▶ _Data listing_:
====

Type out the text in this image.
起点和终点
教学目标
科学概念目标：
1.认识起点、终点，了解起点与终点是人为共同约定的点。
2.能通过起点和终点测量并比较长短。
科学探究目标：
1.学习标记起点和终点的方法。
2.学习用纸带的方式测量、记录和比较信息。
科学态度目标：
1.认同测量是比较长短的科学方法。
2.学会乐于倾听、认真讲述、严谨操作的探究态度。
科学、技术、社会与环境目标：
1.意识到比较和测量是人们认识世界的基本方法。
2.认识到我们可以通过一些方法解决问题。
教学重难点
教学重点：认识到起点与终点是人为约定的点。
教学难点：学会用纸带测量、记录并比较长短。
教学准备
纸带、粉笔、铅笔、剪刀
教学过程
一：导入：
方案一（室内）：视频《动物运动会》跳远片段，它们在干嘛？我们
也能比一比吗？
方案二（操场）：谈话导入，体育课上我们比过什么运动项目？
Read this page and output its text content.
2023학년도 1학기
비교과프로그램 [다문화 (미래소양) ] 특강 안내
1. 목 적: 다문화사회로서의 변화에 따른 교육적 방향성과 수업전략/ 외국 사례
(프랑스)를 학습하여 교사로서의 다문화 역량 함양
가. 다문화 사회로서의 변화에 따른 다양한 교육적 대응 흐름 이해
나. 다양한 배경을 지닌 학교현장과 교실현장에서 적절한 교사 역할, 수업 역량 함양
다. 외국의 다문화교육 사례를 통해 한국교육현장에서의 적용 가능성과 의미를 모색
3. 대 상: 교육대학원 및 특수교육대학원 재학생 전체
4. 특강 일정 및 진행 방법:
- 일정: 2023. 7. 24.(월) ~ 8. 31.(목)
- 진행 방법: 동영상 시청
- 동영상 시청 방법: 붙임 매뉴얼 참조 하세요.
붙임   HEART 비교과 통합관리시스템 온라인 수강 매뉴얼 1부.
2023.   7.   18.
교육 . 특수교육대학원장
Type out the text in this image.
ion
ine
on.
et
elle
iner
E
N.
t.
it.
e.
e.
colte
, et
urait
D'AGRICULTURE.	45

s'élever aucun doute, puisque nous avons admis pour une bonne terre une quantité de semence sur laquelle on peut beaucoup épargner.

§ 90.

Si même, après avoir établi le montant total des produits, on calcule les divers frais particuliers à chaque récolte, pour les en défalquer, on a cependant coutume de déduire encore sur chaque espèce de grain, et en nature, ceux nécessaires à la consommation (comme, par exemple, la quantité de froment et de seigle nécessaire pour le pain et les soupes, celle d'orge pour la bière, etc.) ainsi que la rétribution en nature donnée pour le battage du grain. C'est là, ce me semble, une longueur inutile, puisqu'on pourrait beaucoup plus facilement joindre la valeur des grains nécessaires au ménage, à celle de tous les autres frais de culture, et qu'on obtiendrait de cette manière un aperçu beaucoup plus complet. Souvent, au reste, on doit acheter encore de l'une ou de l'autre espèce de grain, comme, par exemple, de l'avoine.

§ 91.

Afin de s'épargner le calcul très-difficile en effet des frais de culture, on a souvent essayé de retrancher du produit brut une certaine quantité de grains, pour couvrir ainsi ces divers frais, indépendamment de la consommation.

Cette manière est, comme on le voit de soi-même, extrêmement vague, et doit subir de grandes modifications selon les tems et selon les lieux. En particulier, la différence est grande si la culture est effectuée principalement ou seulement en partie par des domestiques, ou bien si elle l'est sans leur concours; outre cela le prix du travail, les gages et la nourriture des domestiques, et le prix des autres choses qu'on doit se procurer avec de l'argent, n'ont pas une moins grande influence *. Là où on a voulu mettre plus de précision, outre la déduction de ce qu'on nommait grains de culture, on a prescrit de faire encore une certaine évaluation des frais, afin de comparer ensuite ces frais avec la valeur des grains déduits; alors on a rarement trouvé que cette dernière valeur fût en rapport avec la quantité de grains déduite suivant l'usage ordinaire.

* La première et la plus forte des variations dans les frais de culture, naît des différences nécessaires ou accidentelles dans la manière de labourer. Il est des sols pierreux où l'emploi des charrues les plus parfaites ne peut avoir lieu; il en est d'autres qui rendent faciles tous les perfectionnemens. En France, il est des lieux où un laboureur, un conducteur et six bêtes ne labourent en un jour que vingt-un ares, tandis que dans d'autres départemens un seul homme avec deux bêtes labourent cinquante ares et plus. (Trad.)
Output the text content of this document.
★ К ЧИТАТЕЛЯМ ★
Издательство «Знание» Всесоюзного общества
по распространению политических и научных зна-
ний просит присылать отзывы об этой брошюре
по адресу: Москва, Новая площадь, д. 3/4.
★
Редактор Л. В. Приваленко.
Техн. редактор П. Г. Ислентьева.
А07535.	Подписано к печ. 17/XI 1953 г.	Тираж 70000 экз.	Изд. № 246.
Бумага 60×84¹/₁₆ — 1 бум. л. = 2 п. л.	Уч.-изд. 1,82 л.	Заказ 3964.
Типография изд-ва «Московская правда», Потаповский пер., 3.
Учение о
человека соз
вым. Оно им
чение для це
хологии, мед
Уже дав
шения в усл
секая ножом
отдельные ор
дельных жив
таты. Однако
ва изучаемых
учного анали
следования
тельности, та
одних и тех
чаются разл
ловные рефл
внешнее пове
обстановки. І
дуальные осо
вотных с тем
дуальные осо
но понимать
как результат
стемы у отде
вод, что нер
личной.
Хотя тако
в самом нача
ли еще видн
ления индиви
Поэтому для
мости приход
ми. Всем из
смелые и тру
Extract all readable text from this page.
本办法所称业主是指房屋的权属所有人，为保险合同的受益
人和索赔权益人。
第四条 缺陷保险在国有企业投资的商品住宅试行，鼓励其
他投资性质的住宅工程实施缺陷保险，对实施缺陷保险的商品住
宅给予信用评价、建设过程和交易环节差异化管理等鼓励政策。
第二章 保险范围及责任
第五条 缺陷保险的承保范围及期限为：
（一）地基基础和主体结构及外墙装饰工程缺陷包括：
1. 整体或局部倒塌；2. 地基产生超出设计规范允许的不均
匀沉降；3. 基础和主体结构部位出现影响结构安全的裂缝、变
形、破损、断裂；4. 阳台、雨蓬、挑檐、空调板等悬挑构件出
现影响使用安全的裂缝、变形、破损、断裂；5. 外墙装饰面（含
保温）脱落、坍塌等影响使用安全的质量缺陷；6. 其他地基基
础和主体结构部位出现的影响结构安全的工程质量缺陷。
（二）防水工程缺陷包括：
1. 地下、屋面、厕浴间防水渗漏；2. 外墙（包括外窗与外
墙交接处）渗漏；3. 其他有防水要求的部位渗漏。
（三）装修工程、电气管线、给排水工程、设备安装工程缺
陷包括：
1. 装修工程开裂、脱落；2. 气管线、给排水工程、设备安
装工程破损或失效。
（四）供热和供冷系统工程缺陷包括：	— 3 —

====

▶ _What is expected_: Filter the records above for "encore" and copy every matching line.

▶ _Full output_:
Si même, après avoir établi le montant total des produits, on calcule les divers frais particuliers à chaque récolte, pour les en défalquer, on a cependant coutume de déduire encore sur chaque espèce de grain, et en nature, ceux nécessaires à la consommation (comme, par exemple, la quantité de froment et de seigle nécessaire pour le pain et les soupes, celle d'orge pour la bière, etc.) ainsi que la rétribution en nature donnée pour le battage du grain. C'est là, ce me semble, une longueur inutile, puisqu'on pourrait beaucoup plus facilement joindre la valeur des grains nécessaires au ménage, à celle de tous les autres frais de culture, et qu'on obtiendrait de cette manière un aperçu beaucoup plus complet. Souvent, au reste, on doit acheter encore de l'une ou de l'autre espèce de grain, comme, par exemple, de l'avoine.
Cette manière est, comme on le voit de soi-même, extrêmement vague, et doit subir de grandes modifications selon les tems et selon les lieux. En particulier, la différence est grande si la culture est effectuée principalement ou seulement en partie par des domestiques, ou bien si elle l'est sans leur concours; outre cela le prix du travail, les gages et la nourriture des domestiques, et le prix des autres choses qu'on doit se procurer avec de l'argent, n'ont pas une moins grande influence *. Là où on a voulu mettre plus de précision, outre la déduction de ce qu'on nommait grains de culture, on a prescrit de faire encore une certaine évaluation des frais, afin de comparer ensuite ces frais avec la valeur des grains déduits; alors on a rarement trouvé que cette dernière valeur fût en rapport avec la quantité de grains déduite suivant l'usage ordinaire.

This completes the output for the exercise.